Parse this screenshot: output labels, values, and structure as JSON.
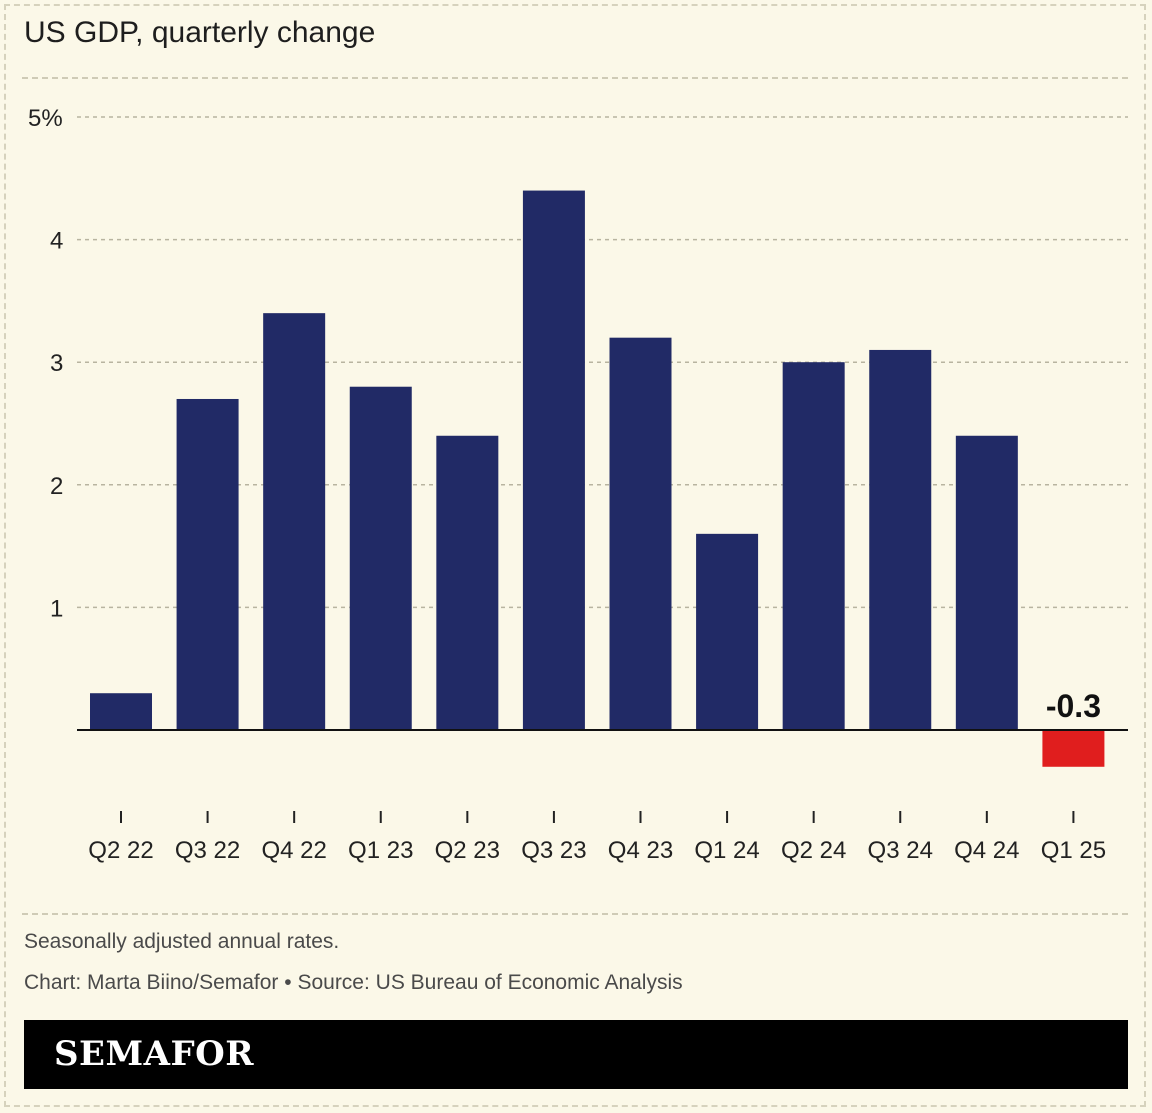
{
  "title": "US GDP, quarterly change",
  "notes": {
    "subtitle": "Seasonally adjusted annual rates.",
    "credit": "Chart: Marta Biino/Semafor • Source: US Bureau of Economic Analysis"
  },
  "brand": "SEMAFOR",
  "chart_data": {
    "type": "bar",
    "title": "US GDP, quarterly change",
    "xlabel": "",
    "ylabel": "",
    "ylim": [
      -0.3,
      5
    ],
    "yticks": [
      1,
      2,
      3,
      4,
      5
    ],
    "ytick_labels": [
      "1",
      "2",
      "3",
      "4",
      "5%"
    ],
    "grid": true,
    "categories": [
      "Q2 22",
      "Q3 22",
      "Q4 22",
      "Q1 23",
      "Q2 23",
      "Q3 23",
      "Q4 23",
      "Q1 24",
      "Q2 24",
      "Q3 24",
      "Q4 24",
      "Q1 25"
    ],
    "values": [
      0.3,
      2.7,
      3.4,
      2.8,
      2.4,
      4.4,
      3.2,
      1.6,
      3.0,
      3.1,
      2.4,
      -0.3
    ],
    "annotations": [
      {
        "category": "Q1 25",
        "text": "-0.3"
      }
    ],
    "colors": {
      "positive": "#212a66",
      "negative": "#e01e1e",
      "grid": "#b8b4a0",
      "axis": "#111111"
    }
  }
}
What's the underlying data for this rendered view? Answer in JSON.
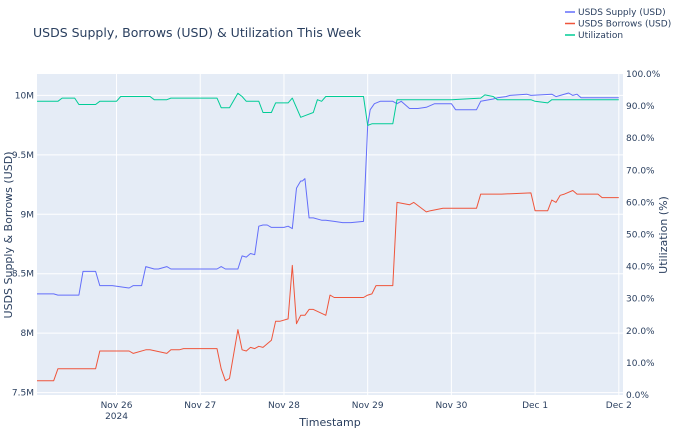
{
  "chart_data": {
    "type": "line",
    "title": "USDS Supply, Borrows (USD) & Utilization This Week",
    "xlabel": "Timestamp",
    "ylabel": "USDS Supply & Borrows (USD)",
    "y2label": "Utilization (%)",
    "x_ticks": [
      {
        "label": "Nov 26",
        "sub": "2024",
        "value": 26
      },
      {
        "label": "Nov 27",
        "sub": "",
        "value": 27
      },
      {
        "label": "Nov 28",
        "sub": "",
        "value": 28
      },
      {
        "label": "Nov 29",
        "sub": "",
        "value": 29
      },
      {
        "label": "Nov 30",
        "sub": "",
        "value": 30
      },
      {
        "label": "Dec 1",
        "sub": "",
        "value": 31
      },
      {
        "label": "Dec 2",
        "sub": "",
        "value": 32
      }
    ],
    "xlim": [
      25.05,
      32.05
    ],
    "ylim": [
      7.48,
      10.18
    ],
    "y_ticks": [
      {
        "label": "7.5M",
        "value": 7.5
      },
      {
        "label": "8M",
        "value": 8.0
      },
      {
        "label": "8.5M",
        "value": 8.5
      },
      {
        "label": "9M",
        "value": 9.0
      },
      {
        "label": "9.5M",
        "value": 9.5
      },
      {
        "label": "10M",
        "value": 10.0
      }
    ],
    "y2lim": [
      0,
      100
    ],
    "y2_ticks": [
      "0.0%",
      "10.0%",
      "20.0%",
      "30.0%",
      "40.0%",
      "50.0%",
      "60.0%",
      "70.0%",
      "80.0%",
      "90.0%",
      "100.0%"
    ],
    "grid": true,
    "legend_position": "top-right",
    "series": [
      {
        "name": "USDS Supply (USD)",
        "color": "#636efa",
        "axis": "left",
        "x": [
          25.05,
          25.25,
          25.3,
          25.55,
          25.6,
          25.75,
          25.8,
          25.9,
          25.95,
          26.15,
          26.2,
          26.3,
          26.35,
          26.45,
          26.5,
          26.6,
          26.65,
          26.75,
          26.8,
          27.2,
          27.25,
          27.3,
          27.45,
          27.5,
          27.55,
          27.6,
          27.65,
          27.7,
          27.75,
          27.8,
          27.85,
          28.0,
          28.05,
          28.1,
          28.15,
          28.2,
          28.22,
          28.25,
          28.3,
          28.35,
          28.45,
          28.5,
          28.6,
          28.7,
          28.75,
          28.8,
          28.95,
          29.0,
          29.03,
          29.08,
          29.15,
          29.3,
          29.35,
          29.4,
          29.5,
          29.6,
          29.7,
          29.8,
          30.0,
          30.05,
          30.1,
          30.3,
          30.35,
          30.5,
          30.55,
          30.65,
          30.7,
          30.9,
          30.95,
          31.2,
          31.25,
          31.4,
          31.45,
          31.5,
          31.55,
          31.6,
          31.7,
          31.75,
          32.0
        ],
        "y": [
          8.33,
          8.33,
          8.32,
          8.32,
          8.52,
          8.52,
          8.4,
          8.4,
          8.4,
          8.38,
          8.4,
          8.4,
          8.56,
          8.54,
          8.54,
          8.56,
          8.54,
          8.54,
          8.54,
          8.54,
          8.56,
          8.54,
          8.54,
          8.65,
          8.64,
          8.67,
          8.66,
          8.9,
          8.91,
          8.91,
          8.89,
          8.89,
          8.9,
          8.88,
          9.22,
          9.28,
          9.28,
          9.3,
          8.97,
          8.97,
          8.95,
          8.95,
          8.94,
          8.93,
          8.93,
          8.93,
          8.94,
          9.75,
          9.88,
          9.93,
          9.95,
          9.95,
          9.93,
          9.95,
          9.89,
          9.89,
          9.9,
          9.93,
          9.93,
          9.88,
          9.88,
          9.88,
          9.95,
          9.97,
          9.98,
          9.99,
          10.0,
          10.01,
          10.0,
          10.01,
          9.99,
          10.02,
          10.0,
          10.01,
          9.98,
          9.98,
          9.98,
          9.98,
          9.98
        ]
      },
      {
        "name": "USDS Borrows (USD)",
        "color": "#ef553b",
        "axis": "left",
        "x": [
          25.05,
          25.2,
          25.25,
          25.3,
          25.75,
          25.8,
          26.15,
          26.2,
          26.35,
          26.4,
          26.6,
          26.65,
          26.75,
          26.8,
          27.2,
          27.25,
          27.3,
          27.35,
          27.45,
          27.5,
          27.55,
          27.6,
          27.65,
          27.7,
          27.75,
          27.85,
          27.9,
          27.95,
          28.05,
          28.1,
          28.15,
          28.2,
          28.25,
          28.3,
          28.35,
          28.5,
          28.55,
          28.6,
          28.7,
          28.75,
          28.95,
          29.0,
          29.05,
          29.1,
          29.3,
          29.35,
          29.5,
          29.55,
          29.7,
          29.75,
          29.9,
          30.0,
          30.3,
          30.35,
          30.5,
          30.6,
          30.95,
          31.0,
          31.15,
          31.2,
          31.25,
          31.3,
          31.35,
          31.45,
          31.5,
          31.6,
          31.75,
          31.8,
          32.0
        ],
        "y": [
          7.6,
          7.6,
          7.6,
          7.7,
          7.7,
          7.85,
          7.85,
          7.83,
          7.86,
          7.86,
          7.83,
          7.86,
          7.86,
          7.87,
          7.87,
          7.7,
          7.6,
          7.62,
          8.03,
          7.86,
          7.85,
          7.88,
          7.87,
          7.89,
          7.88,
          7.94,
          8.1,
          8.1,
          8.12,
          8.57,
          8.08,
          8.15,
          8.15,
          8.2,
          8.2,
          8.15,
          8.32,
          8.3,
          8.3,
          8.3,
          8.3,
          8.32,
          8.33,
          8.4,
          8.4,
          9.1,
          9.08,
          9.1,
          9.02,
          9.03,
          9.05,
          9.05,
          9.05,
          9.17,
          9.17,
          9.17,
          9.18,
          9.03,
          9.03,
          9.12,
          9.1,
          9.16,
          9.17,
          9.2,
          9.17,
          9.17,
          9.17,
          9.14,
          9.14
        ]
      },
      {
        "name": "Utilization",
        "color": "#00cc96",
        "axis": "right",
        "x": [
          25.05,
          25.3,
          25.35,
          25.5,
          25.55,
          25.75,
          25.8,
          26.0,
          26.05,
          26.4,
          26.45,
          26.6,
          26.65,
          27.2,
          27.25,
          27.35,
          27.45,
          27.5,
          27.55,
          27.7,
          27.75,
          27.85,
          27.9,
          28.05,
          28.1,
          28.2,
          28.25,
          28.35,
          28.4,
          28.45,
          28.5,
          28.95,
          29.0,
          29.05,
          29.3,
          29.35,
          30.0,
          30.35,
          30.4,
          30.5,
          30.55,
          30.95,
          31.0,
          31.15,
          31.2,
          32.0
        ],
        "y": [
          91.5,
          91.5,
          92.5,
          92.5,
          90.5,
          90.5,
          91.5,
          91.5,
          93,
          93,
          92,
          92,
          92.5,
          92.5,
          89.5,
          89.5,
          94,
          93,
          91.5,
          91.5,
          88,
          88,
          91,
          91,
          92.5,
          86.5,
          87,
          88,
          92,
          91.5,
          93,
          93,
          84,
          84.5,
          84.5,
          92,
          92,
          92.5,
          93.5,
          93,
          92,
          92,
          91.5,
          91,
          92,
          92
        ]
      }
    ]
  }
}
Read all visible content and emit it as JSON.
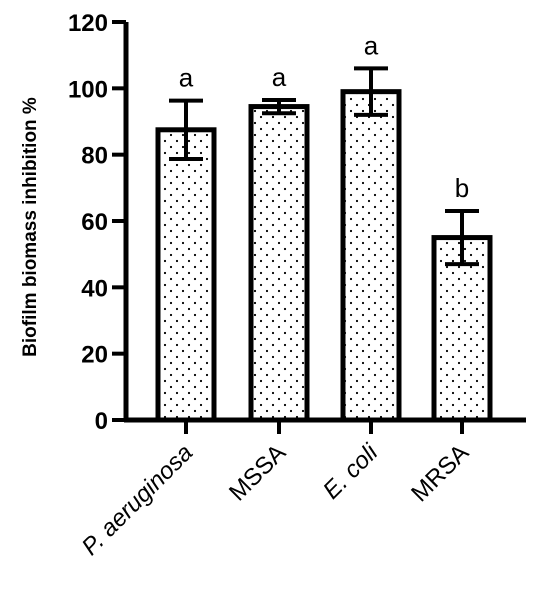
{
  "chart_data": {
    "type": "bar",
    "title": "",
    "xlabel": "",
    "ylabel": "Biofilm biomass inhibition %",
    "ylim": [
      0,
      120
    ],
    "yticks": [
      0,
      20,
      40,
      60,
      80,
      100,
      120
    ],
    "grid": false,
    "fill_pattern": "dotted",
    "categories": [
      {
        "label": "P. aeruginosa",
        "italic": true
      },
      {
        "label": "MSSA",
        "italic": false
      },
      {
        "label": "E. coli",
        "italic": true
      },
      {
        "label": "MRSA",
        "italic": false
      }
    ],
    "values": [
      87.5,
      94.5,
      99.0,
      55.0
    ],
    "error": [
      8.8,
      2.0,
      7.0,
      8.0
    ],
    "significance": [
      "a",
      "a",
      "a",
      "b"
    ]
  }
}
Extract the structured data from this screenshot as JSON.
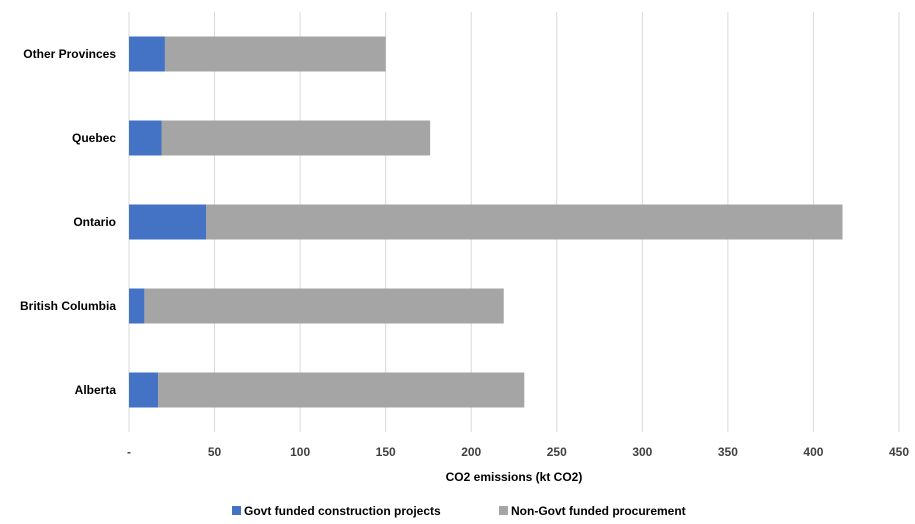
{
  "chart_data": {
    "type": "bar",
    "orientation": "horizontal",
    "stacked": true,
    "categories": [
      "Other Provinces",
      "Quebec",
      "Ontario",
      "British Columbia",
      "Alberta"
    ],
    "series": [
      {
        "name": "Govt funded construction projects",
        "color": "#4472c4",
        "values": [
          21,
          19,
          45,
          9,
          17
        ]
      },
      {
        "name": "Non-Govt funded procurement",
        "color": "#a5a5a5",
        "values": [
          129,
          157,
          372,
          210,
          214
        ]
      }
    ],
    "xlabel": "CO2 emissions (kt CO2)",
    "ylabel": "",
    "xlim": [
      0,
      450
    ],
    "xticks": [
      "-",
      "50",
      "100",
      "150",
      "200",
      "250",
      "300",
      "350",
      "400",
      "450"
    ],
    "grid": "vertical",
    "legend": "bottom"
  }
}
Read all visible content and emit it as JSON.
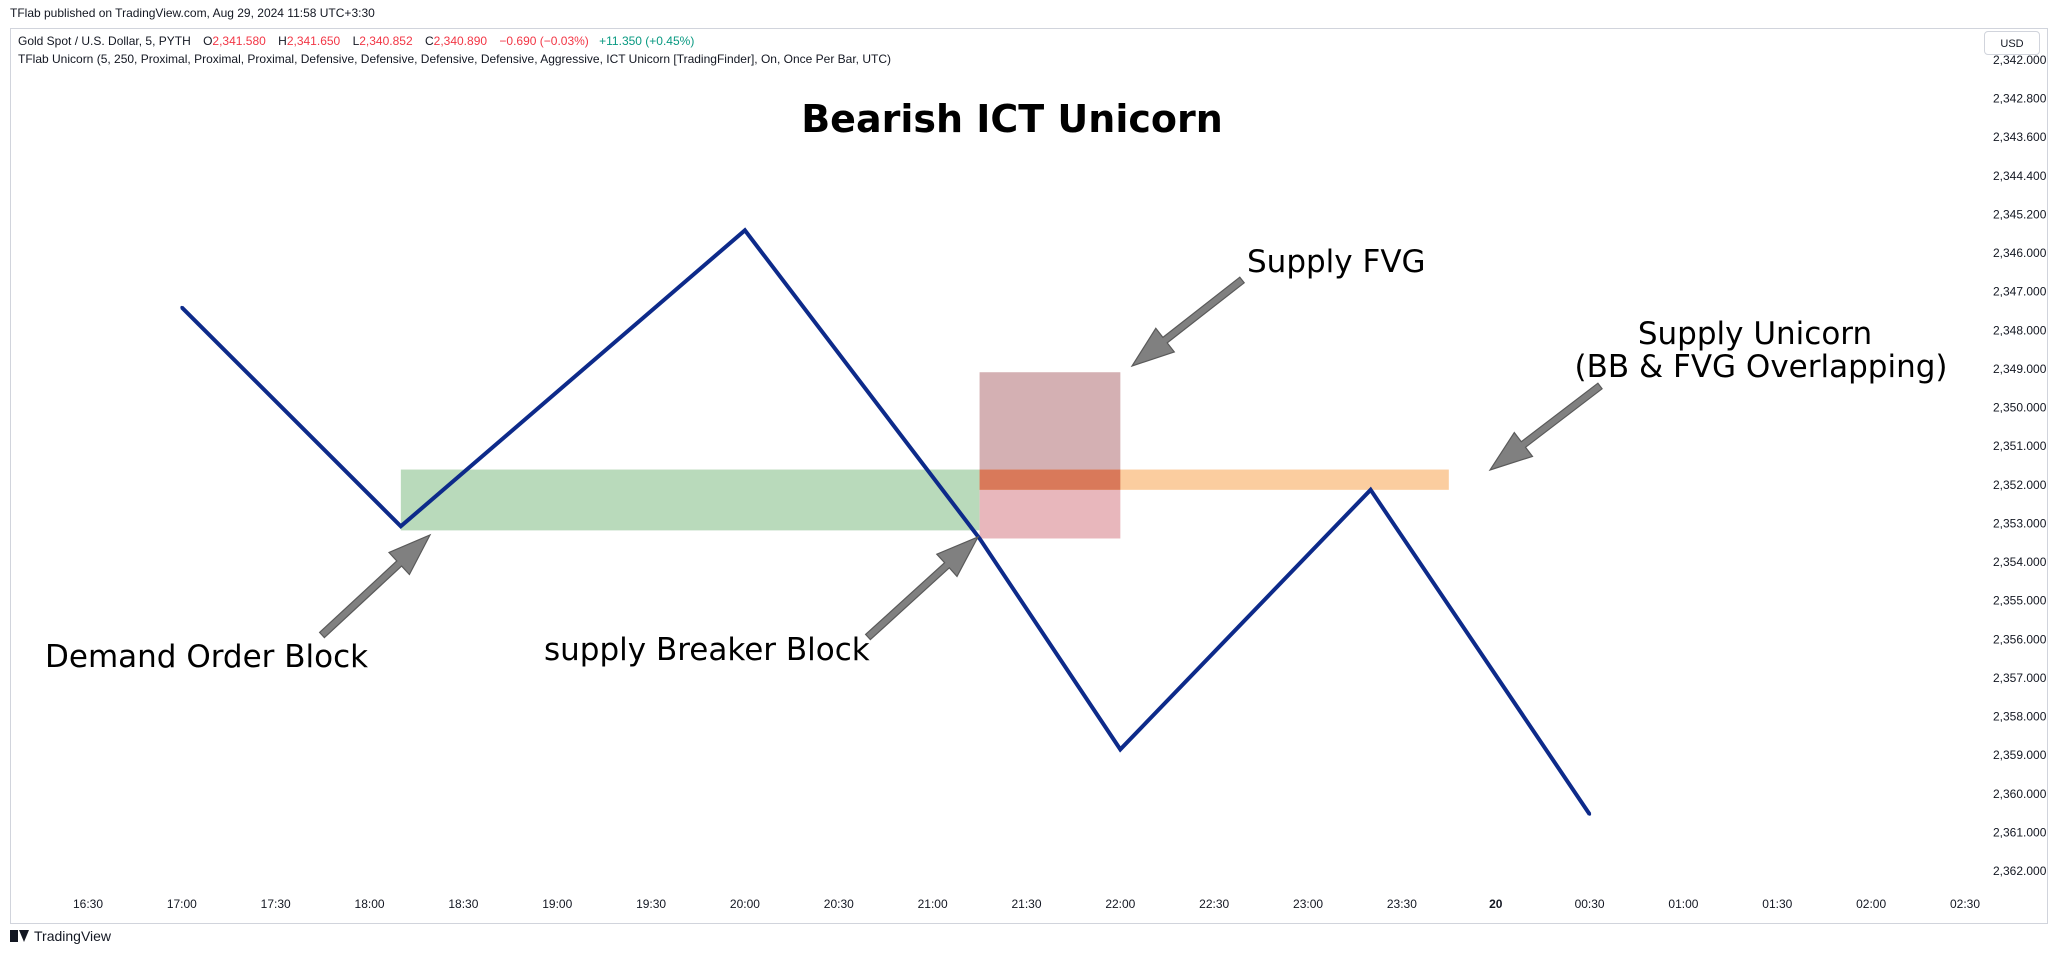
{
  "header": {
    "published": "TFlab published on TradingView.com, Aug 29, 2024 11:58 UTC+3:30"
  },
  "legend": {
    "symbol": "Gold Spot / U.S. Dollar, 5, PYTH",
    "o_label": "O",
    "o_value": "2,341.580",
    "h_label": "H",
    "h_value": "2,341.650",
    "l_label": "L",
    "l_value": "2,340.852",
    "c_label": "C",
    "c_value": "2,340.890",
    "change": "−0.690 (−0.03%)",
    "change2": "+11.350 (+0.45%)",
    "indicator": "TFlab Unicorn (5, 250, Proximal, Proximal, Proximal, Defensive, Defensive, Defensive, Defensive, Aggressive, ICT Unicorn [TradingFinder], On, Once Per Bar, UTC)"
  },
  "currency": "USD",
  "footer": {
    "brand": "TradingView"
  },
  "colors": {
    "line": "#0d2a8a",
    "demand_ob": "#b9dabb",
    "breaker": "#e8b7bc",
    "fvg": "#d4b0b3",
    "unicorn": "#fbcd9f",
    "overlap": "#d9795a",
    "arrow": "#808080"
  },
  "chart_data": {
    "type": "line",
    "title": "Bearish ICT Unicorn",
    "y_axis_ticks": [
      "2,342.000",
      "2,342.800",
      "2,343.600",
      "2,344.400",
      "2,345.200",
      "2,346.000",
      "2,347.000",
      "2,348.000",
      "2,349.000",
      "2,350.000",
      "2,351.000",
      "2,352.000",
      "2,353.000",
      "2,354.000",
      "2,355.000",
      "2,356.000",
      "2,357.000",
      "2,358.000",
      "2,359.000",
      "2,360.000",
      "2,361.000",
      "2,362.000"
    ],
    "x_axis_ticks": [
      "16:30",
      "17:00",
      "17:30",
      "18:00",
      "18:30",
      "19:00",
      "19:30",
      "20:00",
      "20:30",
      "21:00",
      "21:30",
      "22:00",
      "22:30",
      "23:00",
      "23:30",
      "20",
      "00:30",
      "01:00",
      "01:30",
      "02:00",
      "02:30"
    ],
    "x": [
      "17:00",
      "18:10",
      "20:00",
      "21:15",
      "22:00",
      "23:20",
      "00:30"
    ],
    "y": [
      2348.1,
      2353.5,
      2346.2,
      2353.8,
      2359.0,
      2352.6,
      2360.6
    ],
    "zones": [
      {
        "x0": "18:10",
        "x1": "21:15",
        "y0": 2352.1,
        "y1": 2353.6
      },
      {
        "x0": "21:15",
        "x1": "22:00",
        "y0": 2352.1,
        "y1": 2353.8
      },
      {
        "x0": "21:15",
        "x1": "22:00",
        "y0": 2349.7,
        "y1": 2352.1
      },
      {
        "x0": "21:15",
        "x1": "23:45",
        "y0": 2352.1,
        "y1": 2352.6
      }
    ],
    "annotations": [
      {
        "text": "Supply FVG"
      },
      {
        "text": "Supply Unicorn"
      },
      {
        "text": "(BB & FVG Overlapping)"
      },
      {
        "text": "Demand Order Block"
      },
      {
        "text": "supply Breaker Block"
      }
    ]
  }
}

▬▬▬

(To be done) Scan the records for the string "JSON". Copy each line in which it appears.

(Exercise solution)
Parse this screenshot: output labels, values, and structure as JSON.
What's the underlying data for this rendered view? Answer in JSON.
Read all visible content and emit it as JSON.
Extract the structured data from this screenshot as JSON.
Read all visible content and emit it as JSON.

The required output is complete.